TASK PROMPT –
Wherever the word "comanda" appears in the entries, copy the whole line.
※
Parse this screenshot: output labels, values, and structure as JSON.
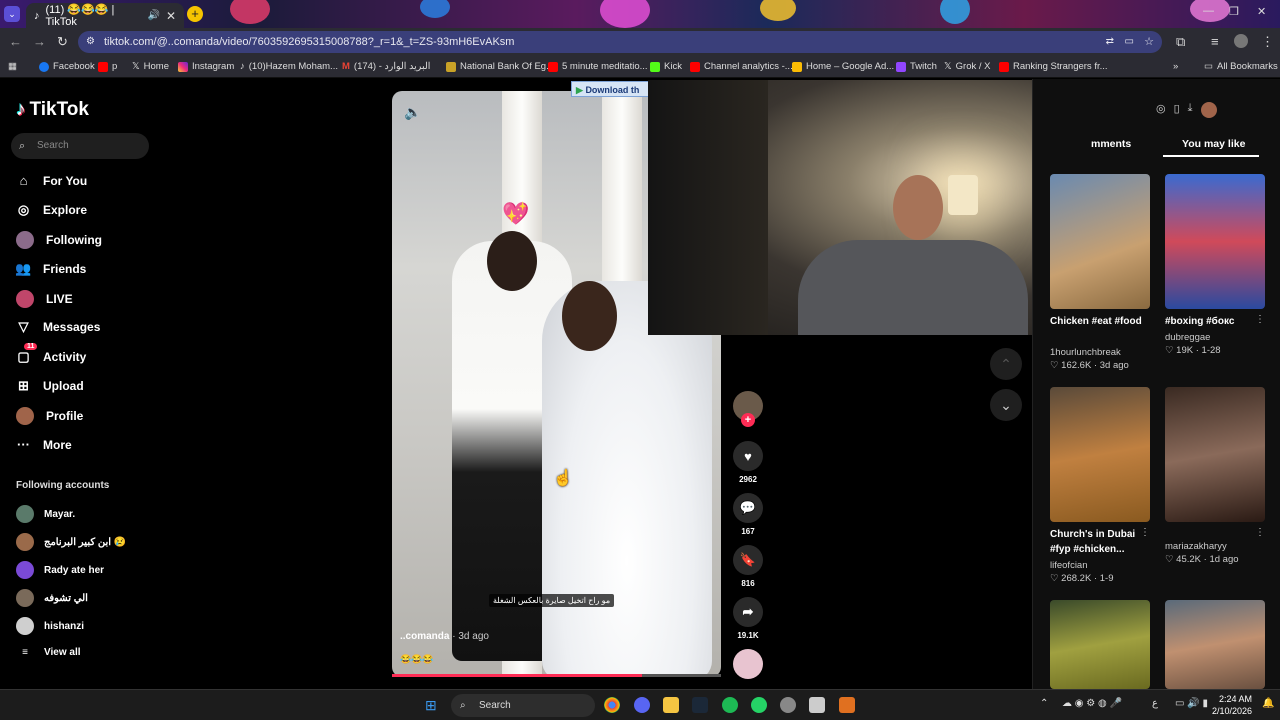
{
  "browser": {
    "tab_title": "(11) 😂😂😂 | TikTok",
    "url": "tiktok.com/@..comanda/video/7603592695315008788?_r=1&_t=ZS-93mH6EvAKsm",
    "bookmarks": [
      "Facebook",
      "p",
      "Home",
      "Instagram",
      "(10)Hazem Moham...",
      "(174) - البريد الوارد",
      "National Bank Of Eg...",
      "5 minute meditatio...",
      "Kick",
      "Channel analytics -...",
      "Home – Google Ad...",
      "Twitch",
      "Grok / X",
      "Ranking Strangers fr..."
    ],
    "all_bookmarks": "All Bookmarks"
  },
  "sidebar": {
    "logo": "TikTok",
    "search_placeholder": "Search",
    "nav": [
      "For You",
      "Explore",
      "Following",
      "Friends",
      "LIVE",
      "Messages",
      "Activity",
      "Upload",
      "Profile",
      "More"
    ],
    "activity_badge": "11",
    "following_header": "Following accounts",
    "following": [
      "Mayar.",
      "ابن كبير البرنامج 😢",
      "Rady ate her",
      "الي تشوفه",
      "hishanzi"
    ],
    "view_all": "View all"
  },
  "video": {
    "author": "..comanda",
    "ago": " · 3d ago",
    "emoji": "😂😂😂",
    "caption_overlay": "مو راح اتخيل صايرة بالعكس الشغلة",
    "progress": 0.76,
    "download_label": "Download th"
  },
  "actions": {
    "likes": "2962",
    "comments": "167",
    "saves": "816",
    "shares": "19.1K"
  },
  "rightpanel": {
    "tab_comments": "mments",
    "tab_you_may_like": "You may like",
    "cards": [
      {
        "title": "Chicken #eat #food",
        "user": "1hourlunchbreak",
        "likes": "162.6K",
        "date": "3d ago"
      },
      {
        "title": "#boxing #бокс",
        "user": "dubreggae",
        "likes": "19K",
        "date": "1-28"
      },
      {
        "title": "Church's in Dubai #fyp #chicken...",
        "user": "lifeofcian",
        "likes": "268.2K",
        "date": "1-9"
      },
      {
        "title": "",
        "user": "mariazakharyy",
        "likes": "45.2K",
        "date": "1d ago"
      }
    ]
  },
  "taskbar": {
    "search": "Search",
    "time": "2:24 AM",
    "date": "2/10/2026"
  }
}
※
ANSWER TO THE TASK –
    "url": "tiktok.com/@..comanda/video/7603592695315008788?_r=1&_t=ZS-93mH6EvAKsm",
    "author": "..comanda",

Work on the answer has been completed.